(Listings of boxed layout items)
====

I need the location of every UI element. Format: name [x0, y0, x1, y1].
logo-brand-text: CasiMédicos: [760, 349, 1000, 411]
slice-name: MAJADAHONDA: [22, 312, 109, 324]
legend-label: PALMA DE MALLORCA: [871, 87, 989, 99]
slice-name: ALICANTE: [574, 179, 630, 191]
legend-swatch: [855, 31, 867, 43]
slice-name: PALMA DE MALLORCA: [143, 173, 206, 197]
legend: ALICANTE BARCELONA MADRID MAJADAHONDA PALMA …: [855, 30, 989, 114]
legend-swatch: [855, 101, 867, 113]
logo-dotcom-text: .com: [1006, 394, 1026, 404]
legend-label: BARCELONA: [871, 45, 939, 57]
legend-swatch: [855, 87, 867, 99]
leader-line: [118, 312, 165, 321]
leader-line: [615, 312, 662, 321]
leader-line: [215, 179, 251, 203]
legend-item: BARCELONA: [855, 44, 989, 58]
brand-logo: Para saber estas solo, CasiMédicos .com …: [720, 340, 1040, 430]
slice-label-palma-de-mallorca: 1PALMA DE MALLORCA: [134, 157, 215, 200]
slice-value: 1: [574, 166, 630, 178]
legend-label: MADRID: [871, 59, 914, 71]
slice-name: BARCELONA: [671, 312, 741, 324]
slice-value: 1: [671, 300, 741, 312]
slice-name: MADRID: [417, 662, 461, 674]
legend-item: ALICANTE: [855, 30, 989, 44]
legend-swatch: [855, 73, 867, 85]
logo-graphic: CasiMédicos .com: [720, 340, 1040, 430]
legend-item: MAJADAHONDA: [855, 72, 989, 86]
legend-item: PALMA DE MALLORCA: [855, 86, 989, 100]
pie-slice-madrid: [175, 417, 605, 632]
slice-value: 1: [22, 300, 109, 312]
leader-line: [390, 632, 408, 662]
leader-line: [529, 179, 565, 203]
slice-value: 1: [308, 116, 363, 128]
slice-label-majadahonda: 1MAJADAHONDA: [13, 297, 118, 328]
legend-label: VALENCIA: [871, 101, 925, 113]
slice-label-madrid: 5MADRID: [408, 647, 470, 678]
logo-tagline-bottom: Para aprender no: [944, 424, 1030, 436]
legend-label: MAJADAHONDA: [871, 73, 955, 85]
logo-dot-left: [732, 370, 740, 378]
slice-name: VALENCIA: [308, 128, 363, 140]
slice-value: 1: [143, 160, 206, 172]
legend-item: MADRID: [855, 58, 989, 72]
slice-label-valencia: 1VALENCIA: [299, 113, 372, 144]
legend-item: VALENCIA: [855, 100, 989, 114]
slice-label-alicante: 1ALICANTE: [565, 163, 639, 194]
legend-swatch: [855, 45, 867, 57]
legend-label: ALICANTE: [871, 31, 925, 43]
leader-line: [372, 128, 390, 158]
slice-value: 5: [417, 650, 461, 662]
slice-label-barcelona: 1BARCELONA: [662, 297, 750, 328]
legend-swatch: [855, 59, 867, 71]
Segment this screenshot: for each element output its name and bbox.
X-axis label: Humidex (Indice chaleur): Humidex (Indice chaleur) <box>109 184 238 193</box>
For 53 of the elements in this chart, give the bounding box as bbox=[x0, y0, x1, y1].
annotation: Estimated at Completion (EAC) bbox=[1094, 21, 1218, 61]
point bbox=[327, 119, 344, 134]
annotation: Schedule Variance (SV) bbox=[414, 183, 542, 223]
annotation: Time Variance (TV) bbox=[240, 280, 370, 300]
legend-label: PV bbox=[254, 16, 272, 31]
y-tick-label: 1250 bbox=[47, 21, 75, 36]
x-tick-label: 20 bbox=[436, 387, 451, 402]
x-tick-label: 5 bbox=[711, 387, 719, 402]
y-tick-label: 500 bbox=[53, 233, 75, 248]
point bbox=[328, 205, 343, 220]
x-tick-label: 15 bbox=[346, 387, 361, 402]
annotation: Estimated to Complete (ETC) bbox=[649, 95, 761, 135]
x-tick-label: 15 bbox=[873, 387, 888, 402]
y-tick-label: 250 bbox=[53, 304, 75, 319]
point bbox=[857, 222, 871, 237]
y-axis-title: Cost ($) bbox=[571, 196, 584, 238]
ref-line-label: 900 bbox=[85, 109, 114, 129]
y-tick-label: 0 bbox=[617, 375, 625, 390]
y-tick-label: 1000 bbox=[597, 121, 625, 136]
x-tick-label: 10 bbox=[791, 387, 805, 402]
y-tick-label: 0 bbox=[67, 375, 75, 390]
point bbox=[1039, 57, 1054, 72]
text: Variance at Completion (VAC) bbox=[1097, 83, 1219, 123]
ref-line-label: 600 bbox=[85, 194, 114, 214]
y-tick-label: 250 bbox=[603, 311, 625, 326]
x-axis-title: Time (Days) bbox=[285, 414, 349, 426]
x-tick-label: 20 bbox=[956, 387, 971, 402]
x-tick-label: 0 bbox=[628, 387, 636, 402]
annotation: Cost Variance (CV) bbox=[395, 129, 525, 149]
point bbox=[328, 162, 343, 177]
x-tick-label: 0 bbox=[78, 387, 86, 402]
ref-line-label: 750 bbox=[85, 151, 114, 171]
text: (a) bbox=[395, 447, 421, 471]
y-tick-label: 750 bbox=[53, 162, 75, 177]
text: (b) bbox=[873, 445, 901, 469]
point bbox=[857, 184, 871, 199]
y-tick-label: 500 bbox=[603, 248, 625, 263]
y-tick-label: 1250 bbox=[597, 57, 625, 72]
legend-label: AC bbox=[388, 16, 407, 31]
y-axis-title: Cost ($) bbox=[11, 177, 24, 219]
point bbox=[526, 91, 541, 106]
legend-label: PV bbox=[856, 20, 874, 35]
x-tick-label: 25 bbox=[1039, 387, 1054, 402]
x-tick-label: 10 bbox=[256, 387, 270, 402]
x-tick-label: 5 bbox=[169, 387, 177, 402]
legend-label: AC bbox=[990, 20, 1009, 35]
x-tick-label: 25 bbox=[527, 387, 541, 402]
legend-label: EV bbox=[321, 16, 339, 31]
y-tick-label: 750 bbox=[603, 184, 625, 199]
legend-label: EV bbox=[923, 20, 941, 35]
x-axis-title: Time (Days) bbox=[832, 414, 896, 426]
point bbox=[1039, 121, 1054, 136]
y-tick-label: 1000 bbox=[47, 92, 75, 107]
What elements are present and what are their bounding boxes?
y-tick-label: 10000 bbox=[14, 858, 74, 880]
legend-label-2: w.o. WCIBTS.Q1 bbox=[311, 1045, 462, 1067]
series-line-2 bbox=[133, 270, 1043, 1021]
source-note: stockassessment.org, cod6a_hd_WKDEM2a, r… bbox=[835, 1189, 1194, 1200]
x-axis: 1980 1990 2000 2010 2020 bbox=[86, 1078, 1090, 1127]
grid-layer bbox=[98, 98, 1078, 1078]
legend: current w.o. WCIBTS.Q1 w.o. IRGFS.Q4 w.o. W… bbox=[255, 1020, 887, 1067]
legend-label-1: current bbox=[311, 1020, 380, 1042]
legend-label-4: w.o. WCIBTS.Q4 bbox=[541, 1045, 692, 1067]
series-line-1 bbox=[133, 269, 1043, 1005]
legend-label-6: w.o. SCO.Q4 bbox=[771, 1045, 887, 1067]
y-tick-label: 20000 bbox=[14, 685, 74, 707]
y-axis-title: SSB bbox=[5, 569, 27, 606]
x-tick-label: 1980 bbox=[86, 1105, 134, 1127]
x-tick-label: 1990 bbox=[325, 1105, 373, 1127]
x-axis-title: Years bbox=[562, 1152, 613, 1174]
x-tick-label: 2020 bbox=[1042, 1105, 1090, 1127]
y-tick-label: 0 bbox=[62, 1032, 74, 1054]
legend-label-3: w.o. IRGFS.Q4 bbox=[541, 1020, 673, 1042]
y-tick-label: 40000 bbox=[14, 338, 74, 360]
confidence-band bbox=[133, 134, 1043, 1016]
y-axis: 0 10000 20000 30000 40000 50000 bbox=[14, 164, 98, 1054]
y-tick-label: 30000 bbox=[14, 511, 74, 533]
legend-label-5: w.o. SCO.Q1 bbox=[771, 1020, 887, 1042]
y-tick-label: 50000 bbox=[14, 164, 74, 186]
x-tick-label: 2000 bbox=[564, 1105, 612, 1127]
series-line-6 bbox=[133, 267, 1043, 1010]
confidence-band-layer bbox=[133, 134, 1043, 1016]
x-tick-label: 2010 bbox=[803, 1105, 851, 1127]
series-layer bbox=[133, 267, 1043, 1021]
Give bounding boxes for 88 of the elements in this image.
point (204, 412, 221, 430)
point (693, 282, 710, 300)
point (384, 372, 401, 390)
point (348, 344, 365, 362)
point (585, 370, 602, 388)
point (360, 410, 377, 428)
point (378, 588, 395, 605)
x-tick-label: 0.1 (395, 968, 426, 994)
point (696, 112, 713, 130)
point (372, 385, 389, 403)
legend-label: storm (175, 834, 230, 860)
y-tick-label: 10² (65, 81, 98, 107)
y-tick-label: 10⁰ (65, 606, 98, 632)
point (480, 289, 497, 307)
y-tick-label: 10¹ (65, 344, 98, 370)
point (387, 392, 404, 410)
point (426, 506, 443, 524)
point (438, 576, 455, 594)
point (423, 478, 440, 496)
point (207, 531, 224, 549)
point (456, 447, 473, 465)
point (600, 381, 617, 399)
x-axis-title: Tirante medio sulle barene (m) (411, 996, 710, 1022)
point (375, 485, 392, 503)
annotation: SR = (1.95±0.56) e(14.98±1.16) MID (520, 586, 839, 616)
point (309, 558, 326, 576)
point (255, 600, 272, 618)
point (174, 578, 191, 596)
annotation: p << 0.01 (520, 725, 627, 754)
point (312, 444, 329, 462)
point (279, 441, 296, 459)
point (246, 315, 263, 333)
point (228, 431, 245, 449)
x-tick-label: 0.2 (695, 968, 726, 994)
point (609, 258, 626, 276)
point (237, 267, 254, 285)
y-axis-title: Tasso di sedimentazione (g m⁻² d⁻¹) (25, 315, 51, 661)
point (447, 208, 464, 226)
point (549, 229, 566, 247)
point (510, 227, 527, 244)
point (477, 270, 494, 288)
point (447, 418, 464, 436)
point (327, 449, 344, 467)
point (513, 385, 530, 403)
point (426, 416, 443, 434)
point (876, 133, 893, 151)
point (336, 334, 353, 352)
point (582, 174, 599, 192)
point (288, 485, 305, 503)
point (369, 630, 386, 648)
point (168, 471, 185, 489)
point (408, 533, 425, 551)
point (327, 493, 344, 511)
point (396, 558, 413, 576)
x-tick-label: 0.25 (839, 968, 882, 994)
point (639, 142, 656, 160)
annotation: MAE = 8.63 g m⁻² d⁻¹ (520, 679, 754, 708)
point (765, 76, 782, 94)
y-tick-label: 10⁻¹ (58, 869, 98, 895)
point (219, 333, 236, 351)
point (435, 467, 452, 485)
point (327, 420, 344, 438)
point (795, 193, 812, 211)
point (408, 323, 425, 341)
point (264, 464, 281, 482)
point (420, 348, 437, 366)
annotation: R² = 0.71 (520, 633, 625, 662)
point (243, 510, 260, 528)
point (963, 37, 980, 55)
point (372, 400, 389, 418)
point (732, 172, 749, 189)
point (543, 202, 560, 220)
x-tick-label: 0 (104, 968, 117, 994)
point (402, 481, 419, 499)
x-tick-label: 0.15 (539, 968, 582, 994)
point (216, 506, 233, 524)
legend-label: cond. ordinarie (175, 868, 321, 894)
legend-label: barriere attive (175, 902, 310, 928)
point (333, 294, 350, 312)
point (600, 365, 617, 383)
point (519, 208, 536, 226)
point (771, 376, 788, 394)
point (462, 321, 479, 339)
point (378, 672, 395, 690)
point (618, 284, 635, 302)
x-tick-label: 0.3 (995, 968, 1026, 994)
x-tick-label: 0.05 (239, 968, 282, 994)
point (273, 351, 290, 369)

====

→ **Stated problem**
Lay out the stretch from the start of the listing through the line that contains "leader-line: [118, 312, 165, 321]" as a numbered list, leaving out any blank lines.

→ **Output of the exercise**
1. I need the location of every UI element. Format: name [x0, y0, x1, y1].
2. logo-brand-text: CasiMédicos: [760, 349, 1000, 411]
3. slice-name: MAJADAHONDA: [22, 312, 109, 324]
4. legend-label: PALMA DE MALLORCA: [871, 87, 989, 99]
5. slice-name: ALICANTE: [574, 179, 630, 191]
6. legend-swatch: [855, 31, 867, 43]
7. slice-name: PALMA DE MALLORCA: [143, 173, 206, 197]
8. legend: ALICANTE BARCELONA MADRID MAJADAHONDA PALMA …: [855, 30, 989, 114]
9. legend-swatch: [855, 101, 867, 113]
10. logo-dotcom-text: .com: [1006, 394, 1026, 404]
11. legend-label: BARCELONA: [871, 45, 939, 57]
12. legend-swatch: [855, 87, 867, 99]
13. leader-line: [118, 312, 165, 321]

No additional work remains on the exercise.